WORK INSTRUCTIONS> Only the number is wanted: how many lines hold the word "있습니다"?

>> Start AVAILABLE DATA

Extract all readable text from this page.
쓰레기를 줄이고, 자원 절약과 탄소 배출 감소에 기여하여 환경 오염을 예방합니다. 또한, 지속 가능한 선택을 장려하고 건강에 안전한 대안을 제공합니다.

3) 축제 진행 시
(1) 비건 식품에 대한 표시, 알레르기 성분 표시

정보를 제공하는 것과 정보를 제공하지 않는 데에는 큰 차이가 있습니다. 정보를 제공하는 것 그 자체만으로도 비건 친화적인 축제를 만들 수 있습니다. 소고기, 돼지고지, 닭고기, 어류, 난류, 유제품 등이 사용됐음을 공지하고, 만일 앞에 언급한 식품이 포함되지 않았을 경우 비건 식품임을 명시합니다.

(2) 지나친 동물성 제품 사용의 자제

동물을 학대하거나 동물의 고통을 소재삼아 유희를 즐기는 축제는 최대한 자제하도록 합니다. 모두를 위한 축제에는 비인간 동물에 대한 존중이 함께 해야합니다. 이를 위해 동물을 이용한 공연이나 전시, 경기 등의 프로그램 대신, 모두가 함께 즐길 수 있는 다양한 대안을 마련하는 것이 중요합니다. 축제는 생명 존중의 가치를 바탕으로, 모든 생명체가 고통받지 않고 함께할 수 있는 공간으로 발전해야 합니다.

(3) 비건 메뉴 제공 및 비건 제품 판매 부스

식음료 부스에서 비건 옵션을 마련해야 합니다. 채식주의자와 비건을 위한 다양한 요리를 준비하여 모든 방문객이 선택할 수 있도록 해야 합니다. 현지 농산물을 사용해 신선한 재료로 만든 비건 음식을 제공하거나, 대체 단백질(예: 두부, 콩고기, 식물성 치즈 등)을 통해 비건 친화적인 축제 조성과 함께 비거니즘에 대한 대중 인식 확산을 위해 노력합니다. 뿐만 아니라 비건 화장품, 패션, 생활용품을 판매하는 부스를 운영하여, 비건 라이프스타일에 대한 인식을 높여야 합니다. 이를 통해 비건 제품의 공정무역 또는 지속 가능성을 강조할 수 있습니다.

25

>> End AVAILABLE DATA

RESULT FOR THIS EXERCISE> 2